*GIVEN TASK*.
Print every record below exactly as written.

(Stored data)
------
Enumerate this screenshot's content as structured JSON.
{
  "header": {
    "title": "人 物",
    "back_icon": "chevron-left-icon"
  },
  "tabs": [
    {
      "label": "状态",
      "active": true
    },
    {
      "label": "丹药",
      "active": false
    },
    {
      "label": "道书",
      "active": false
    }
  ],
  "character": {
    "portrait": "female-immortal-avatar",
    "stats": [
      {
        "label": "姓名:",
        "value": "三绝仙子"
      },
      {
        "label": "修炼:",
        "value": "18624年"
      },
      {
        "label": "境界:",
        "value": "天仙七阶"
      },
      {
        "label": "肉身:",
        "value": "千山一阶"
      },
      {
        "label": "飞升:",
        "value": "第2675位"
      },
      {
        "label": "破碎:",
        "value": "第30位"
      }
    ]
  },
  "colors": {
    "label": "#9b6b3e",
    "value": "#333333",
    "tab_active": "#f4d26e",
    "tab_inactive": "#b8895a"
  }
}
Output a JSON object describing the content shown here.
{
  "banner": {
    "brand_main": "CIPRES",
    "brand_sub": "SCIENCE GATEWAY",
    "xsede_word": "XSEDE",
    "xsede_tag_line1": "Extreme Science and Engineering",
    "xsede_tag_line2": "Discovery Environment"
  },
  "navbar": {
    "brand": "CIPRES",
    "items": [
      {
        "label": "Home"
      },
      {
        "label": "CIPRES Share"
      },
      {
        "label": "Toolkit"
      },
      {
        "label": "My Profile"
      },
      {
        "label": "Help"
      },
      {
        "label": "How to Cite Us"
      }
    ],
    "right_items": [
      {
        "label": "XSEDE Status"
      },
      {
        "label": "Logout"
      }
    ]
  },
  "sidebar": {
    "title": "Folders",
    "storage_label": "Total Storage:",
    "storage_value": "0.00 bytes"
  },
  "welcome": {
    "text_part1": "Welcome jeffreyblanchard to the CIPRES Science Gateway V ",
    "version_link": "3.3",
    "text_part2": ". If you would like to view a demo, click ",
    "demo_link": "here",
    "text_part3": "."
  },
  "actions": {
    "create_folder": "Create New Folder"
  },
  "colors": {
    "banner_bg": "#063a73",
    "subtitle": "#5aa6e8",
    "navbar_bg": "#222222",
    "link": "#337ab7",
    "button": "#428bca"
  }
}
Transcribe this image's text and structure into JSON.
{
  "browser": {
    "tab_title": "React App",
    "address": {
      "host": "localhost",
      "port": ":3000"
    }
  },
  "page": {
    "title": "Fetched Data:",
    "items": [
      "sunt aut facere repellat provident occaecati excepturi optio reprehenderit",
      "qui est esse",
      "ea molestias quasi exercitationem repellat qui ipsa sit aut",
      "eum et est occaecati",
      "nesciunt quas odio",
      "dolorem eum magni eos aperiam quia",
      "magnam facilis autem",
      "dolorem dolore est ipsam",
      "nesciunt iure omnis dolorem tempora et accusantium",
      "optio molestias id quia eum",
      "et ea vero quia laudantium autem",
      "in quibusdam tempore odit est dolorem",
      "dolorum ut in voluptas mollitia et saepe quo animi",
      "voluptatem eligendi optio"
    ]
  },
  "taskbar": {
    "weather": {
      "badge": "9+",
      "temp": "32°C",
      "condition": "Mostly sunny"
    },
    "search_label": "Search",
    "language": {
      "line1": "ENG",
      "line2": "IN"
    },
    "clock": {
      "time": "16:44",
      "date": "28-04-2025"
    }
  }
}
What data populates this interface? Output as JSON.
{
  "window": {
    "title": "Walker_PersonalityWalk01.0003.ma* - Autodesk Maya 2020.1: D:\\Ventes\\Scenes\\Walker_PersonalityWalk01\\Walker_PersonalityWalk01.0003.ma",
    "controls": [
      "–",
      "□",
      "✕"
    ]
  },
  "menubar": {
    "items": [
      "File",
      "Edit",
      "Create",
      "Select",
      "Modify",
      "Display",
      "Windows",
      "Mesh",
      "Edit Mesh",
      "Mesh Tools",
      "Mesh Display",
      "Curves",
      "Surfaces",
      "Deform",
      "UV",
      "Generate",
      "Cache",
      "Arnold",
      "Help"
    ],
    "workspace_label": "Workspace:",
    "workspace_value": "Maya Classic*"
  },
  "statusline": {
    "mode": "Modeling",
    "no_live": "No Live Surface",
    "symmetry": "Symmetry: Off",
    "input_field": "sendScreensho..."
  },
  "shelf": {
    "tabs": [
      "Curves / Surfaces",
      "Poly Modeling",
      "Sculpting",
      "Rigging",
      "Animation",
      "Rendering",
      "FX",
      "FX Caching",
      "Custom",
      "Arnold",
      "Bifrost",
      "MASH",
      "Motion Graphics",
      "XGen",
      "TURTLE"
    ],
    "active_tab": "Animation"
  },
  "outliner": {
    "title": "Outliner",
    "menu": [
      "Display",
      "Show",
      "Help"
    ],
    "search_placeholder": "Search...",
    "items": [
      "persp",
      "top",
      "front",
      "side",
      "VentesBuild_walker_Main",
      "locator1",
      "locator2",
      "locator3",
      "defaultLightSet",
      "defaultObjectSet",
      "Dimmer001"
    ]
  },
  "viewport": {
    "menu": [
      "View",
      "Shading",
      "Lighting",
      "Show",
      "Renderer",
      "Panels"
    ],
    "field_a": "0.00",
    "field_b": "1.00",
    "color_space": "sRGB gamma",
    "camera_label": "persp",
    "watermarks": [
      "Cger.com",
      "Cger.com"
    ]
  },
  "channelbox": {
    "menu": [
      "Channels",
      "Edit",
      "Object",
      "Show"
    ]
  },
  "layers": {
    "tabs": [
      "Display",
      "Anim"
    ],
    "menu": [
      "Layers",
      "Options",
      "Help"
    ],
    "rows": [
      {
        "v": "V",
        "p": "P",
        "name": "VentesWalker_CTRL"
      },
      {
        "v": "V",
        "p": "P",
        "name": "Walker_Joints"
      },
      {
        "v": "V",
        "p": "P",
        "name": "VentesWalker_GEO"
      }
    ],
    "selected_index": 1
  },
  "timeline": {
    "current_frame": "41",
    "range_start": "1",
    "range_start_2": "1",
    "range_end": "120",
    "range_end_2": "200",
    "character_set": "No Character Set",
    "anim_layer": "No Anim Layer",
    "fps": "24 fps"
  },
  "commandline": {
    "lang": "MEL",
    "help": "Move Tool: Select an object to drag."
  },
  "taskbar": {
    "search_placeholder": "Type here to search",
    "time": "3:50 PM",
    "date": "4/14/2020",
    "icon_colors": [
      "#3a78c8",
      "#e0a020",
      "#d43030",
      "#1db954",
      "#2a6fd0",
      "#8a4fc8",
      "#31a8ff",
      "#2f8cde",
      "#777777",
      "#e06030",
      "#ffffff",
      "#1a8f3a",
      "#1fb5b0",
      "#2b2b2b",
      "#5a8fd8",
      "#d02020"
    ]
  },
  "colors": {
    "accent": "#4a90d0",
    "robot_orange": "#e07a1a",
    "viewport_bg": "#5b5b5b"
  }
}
------
*SOLUTION*.
Enumerate this screenshot's content as structured JSON.
{
  "header": {
    "title": "人 物",
    "back_icon": "chevron-left-icon"
  },
  "tabs": [
    {
      "label": "状态",
      "active": true
    },
    {
      "label": "丹药",
      "active": false
    },
    {
      "label": "道书",
      "active": false
    }
  ],
  "character": {
    "portrait": "female-immortal-avatar",
    "stats": [
      {
        "label": "姓名:",
        "value": "三绝仙子"
      },
      {
        "label": "修炼:",
        "value": "18624年"
      },
      {
        "label": "境界:",
        "value": "天仙七阶"
      },
      {
        "label": "肉身:",
        "value": "千山一阶"
      },
      {
        "label": "飞升:",
        "value": "第2675位"
      },
      {
        "label": "破碎:",
        "value": "第30位"
      }
    ]
  },
  "colors": {
    "label": "#9b6b3e",
    "value": "#333333",
    "tab_active": "#f4d26e",
    "tab_inactive": "#b8895a"
  }
}
Output a JSON object describing the content shown here.
{
  "banner": {
    "brand_main": "CIPRES",
    "brand_sub": "SCIENCE GATEWAY",
    "xsede_word": "XSEDE",
    "xsede_tag_line1": "Extreme Science and Engineering",
    "xsede_tag_line2": "Discovery Environment"
  },
  "navbar": {
    "brand": "CIPRES",
    "items": [
      {
        "label": "Home"
      },
      {
        "label": "CIPRES Share"
      },
      {
        "label": "Toolkit"
      },
      {
        "label": "My Profile"
      },
      {
        "label": "Help"
      },
      {
        "label": "How to Cite Us"
      }
    ],
    "right_items": [
      {
        "label": "XSEDE Status"
      },
      {
        "label": "Logout"
      }
    ]
  },
  "sidebar": {
    "title": "Folders",
    "storage_label": "Total Storage:",
    "storage_value": "0.00 bytes"
  },
  "welcome": {
    "text_part1": "Welcome jeffreyblanchard to the CIPRES Science Gateway V ",
    "version_link": "3.3",
    "text_part2": ". If you would like to view a demo, click ",
    "demo_link": "here",
    "text_part3": "."
  },
  "actions": {
    "create_folder": "Create New Folder"
  },
  "colors": {
    "banner_bg": "#063a73",
    "subtitle": "#5aa6e8",
    "navbar_bg": "#222222",
    "link": "#337ab7",
    "button": "#428bca"
  }
}
Transcribe this image's text and structure into JSON.
{
  "browser": {
    "tab_title": "React App",
    "address": {
      "host": "localhost",
      "port": ":3000"
    }
  },
  "page": {
    "title": "Fetched Data:",
    "items": [
      "sunt aut facere repellat provident occaecati excepturi optio reprehenderit",
      "qui est esse",
      "ea molestias quasi exercitationem repellat qui ipsa sit aut",
      "eum et est occaecati",
      "nesciunt quas odio",
      "dolorem eum magni eos aperiam quia",
      "magnam facilis autem",
      "dolorem dolore est ipsam",
      "nesciunt iure omnis dolorem tempora et accusantium",
      "optio molestias id quia eum",
      "et ea vero quia laudantium autem",
      "in quibusdam tempore odit est dolorem",
      "dolorum ut in voluptas mollitia et saepe quo animi",
      "voluptatem eligendi optio"
    ]
  },
  "taskbar": {
    "weather": {
      "badge": "9+",
      "temp": "32°C",
      "condition": "Mostly sunny"
    },
    "search_label": "Search",
    "language": {
      "line1": "ENG",
      "line2": "IN"
    },
    "clock": {
      "time": "16:44",
      "date": "28-04-2025"
    }
  }
}
What data populates this interface? Output as JSON.
{
  "window": {
    "title": "Walker_PersonalityWalk01.0003.ma* - Autodesk Maya 2020.1: D:\\Ventes\\Scenes\\Walker_PersonalityWalk01\\Walker_PersonalityWalk01.0003.ma",
    "controls": [
      "–",
      "□",
      "✕"
    ]
  },
  "menubar": {
    "items": [
      "File",
      "Edit",
      "Create",
      "Select",
      "Modify",
      "Display",
      "Windows",
      "Mesh",
      "Edit Mesh",
      "Mesh Tools",
      "Mesh Display",
      "Curves",
      "Surfaces",
      "Deform",
      "UV",
      "Generate",
      "Cache",
      "Arnold",
      "Help"
    ],
    "workspace_label": "Workspace:",
    "workspace_value": "Maya Classic*"
  },
  "statusline": {
    "mode": "Modeling",
    "no_live": "No Live Surface",
    "symmetry": "Symmetry: Off",
    "input_field": "sendScreensho..."
  },
  "shelf": {
    "tabs": [
      "Curves / Surfaces",
      "Poly Modeling",
      "Sculpting",
      "Rigging",
      "Animation",
      "Rendering",
      "FX",
      "FX Caching",
      "Custom",
      "Arnold",
      "Bifrost",
      "MASH",
      "Motion Graphics",
      "XGen",
      "TURTLE"
    ],
    "active_tab": "Animation"
  },
  "outliner": {
    "title": "Outliner",
    "menu": [
      "Display",
      "Show",
      "Help"
    ],
    "search_placeholder": "Search...",
    "items": [
      "persp",
      "top",
      "front",
      "side",
      "VentesBuild_walker_Main",
      "locator1",
      "locator2",
      "locator3",
      "defaultLightSet",
      "defaultObjectSet",
      "Dimmer001"
    ]
  },
  "viewport": {
    "menu": [
      "View",
      "Shading",
      "Lighting",
      "Show",
      "Renderer",
      "Panels"
    ],
    "field_a": "0.00",
    "field_b": "1.00",
    "color_space": "sRGB gamma",
    "camera_label": "persp",
    "watermarks": [
      "Cger.com",
      "Cger.com"
    ]
  },
  "channelbox": {
    "menu": [
      "Channels",
      "Edit",
      "Object",
      "Show"
    ]
  },
  "layers": {
    "tabs": [
      "Display",
      "Anim"
    ],
    "menu": [
      "Layers",
      "Options",
      "Help"
    ],
    "rows": [
      {
        "v": "V",
        "p": "P",
        "name": "VentesWalker_CTRL"
      },
      {
        "v": "V",
        "p": "P",
        "name": "Walker_Joints"
      },
      {
        "v": "V",
        "p": "P",
        "name": "VentesWalker_GEO"
      }
    ],
    "selected_index": 1
  },
  "timeline": {
    "current_frame": "41",
    "range_start": "1",
    "range_start_2": "1",
    "range_end": "120",
    "range_end_2": "200",
    "character_set": "No Character Set",
    "anim_layer": "No Anim Layer",
    "fps": "24 fps"
  },
  "commandline": {
    "lang": "MEL",
    "help": "Move Tool: Select an object to drag."
  },
  "taskbar": {
    "search_placeholder": "Type here to search",
    "time": "3:50 PM",
    "date": "4/14/2020",
    "icon_colors": [
      "#3a78c8",
      "#e0a020",
      "#d43030",
      "#1db954",
      "#2a6fd0",
      "#8a4fc8",
      "#31a8ff",
      "#2f8cde",
      "#777777",
      "#e06030",
      "#ffffff",
      "#1a8f3a",
      "#1fb5b0",
      "#2b2b2b",
      "#5a8fd8",
      "#d02020"
    ]
  },
  "colors": {
    "accent": "#4a90d0",
    "robot_orange": "#e07a1a",
    "viewport_bg": "#5b5b5b"
  }
}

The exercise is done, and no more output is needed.